Passage for review:
┌──

Saturday, January 28, 2006

Blogging A Million Little Pieces

If i sound a little angry for the next few words or so, please excuse me. Somebody shook my core.

I've just put down a copy of a druggie's memoir, which is fast becoming one of the most controversial (read: publisher's goldmine) books in America today. James Frey's A Million Little Pieces is controversial, not because it now holds a enviable place in the little book club by the lady with the Midas' touch, Oh hail, Queen Oprah, or because Frey was acclaimed to be the literary genius of his generation, but because he prided the book as a memoir, when in fact, or should i say in truthiness, he exercised a little creativity, which according to some, has no room in autobiographies. He embelished, he got rich quick, now he's getting screwed.

I, on the other hand, personally like the book. It did away with most adjectives and adverbs, much to a lazy audience delight (ahem,ahem). If there was a chair in the room, he just said there's a chair in the room. He did away with most punctuations as well, did not care for grammatical forms. Most of the time i got confused on who was talking got confused where the sentenced ended where he was in the facility whether he was daydreaming or sleeping or daydreaming or hallucinating whether he was angry or happy or out of it or together. If you got confused on my last run-on-over-under-beneath-beyond sentence, that was how i was feeling most of the time while immersed in the book. I was confused. It shook my core. He's my freaking idol.

└──

[Data items]
┌──

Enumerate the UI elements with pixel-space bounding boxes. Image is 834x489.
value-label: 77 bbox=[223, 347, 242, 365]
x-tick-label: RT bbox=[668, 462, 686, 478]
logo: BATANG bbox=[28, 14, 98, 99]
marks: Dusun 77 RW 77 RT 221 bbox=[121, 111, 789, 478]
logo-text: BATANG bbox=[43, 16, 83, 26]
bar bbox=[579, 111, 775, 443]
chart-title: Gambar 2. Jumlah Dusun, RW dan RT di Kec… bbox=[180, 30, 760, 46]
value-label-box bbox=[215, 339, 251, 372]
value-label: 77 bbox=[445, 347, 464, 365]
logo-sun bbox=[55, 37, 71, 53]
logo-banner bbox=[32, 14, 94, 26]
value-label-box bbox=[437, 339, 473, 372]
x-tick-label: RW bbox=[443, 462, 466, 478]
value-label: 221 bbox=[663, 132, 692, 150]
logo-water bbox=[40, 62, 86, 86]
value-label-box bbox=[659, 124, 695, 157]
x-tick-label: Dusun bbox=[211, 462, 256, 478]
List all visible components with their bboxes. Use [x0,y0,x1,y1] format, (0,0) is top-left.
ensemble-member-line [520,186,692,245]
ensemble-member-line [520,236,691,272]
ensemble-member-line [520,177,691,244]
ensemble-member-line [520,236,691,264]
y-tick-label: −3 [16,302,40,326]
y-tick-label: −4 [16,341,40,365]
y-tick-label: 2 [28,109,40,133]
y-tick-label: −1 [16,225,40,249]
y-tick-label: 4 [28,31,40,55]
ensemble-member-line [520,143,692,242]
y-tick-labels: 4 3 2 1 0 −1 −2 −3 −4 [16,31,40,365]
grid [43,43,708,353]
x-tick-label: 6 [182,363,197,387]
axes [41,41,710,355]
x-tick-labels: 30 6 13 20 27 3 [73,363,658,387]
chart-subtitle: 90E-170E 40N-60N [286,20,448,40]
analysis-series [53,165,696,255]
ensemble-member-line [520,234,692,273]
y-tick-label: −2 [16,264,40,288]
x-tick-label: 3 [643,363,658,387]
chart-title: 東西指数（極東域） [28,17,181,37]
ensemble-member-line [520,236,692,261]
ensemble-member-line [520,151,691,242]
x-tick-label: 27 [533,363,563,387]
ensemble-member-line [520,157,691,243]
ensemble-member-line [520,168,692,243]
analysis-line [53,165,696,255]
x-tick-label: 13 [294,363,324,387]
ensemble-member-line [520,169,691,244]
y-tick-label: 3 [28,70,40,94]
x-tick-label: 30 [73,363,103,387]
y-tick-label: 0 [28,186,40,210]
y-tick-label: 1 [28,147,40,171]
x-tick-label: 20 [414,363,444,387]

└──

What to do:
1. According to the blog post, what did James Frey present his book as?
2. Write out the blog post, everything from "I've just put" down to "he's getting screwed.".

Responses by item number:
1. He presented it as a memoir.

2.
I've just put down a copy of a druggie's memoir, which is fast becoming one of the most controversial (read: publisher's goldmine) books in America today. James Frey's A Million Little Pieces is controversial, not because it now holds a enviable place in the little book club by the lady with the Midas' touch, Oh hail, Queen Oprah, or because Frey was acclaimed to be the literary genius of his generation, but because he prided the book as a memoir, when in fact, or should i say in truthiness, he exercised a little creativity, which according to some, has no room in autobiographies. He embelished, he got rich quick, now he's getting screwed.